### RECORD LIST:

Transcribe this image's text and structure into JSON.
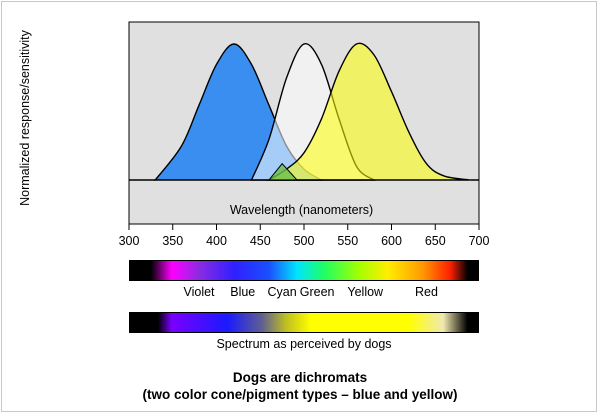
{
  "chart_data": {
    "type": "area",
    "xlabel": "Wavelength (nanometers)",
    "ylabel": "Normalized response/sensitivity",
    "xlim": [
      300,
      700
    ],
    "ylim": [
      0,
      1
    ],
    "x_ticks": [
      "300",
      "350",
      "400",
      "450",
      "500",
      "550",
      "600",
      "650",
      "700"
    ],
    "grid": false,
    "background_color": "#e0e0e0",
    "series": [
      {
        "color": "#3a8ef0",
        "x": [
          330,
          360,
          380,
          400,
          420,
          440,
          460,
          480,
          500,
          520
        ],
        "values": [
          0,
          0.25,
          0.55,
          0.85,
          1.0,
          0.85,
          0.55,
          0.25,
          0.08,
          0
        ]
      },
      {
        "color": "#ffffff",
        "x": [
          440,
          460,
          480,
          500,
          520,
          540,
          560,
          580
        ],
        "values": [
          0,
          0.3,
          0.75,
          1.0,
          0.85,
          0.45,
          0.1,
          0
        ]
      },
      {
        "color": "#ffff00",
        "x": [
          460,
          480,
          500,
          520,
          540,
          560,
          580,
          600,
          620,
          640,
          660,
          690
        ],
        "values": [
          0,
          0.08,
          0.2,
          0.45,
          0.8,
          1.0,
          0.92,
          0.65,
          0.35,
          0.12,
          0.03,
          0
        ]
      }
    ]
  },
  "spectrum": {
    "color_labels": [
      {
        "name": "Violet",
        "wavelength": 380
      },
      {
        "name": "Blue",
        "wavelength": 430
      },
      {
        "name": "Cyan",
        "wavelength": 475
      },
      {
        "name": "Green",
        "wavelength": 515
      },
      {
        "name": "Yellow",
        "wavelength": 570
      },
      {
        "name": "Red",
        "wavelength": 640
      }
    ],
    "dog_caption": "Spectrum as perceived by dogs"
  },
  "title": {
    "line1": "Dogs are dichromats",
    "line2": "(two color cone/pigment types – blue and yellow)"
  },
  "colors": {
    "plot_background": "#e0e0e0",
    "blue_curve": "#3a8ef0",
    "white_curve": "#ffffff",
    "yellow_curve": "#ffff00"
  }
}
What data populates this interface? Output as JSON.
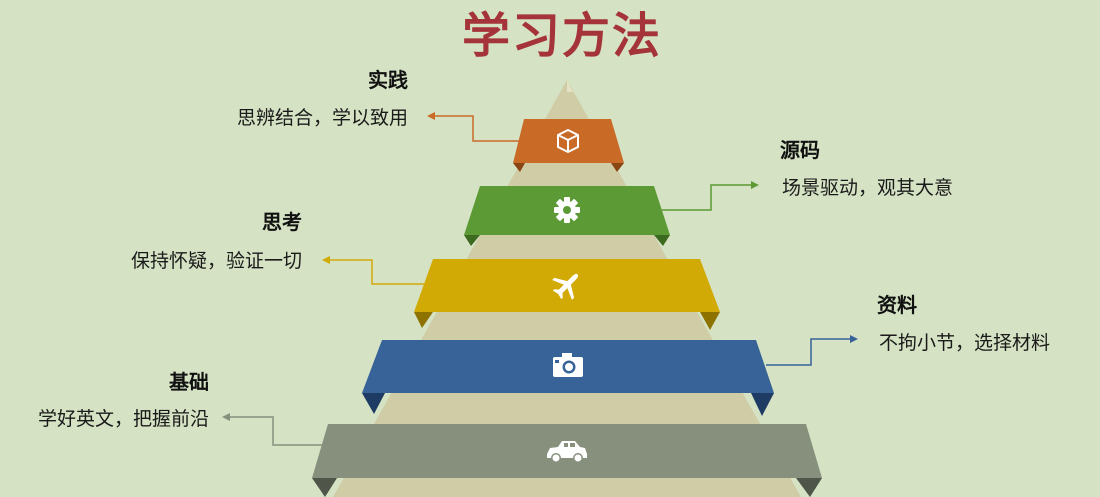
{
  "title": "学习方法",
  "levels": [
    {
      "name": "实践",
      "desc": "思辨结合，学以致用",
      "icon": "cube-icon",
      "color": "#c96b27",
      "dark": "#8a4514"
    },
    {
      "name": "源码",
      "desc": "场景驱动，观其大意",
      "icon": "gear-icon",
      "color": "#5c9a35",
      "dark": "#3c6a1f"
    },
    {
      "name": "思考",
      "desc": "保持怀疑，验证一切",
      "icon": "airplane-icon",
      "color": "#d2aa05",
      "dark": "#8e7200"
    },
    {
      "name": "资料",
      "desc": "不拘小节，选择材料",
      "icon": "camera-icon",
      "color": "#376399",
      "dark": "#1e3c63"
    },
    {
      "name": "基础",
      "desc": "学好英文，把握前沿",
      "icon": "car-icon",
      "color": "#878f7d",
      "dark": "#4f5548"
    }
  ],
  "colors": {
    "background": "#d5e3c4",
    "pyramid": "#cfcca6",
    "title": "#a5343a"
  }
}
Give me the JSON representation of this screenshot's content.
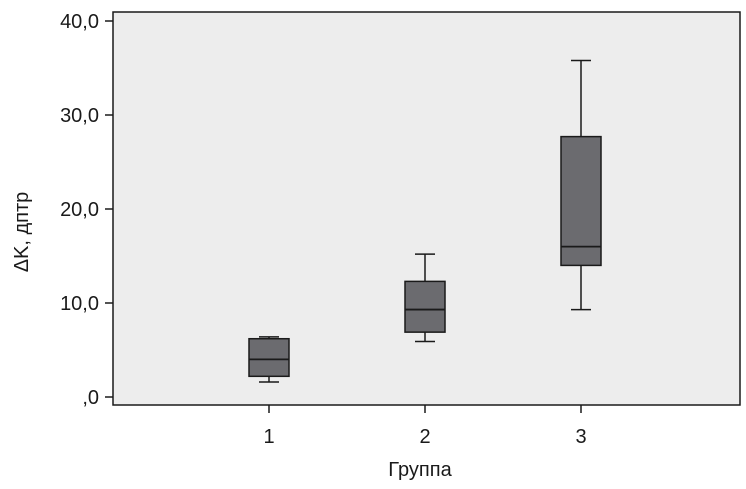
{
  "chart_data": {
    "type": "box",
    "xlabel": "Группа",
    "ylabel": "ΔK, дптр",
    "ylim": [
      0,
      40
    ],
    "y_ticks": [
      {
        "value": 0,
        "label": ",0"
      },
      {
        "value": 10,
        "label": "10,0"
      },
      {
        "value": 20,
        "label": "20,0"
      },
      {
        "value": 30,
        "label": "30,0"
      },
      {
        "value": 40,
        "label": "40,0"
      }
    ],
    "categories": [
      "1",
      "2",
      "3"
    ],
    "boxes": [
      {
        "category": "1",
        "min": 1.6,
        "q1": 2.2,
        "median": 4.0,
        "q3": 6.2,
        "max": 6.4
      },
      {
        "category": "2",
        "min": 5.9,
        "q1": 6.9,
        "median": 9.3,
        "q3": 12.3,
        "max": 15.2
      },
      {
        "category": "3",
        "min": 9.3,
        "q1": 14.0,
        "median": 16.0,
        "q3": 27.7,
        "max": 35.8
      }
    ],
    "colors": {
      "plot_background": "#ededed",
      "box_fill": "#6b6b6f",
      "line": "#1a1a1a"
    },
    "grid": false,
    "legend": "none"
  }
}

### DIRECTIONS:
Find every line in the entries that includes the word "dark", then state how many there are and nothing else.

### OUTPUT OF THE TASK:
5